• _EXERCISE MATERIAL_
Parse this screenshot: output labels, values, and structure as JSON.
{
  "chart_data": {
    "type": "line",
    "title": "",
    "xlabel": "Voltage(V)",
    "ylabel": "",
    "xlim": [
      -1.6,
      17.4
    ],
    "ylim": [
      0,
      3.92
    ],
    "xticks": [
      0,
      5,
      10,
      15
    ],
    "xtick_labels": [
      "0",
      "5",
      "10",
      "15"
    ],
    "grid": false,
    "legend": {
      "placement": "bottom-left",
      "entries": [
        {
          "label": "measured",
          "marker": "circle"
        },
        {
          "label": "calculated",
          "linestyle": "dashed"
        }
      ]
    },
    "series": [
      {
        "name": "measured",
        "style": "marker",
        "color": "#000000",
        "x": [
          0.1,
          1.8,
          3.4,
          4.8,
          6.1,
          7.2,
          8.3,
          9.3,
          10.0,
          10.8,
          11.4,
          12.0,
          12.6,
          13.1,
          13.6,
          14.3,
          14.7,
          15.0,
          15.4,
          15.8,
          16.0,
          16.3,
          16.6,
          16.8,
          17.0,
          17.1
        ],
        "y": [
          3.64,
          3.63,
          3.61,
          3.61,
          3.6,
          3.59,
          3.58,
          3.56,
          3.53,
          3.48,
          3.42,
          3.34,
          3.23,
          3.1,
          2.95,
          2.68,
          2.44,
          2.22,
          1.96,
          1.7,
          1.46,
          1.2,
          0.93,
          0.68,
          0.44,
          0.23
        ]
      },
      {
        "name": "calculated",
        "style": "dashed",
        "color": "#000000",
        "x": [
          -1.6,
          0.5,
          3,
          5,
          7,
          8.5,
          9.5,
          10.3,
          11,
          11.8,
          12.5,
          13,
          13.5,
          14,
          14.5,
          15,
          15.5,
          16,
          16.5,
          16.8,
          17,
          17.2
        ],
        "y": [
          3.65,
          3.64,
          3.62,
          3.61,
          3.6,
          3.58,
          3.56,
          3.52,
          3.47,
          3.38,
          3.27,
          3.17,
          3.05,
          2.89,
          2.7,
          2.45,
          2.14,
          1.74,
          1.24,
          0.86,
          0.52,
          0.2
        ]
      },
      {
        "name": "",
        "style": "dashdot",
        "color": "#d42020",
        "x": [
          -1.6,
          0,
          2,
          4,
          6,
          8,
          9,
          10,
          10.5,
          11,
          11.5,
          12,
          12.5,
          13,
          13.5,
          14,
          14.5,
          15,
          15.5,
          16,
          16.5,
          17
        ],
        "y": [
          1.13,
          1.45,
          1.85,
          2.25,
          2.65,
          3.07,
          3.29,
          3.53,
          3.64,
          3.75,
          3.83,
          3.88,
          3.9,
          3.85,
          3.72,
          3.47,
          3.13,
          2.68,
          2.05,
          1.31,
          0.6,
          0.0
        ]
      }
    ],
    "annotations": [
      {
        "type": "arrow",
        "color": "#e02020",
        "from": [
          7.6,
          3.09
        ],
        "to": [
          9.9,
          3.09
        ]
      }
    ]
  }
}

• _EXERCISE INSTRUCTIONS_
Each line in the listing above that contains "name" should be copied.

• _RIGHT ANSWER_
        "name": "measured",
        "name": "calculated",
        "name": "",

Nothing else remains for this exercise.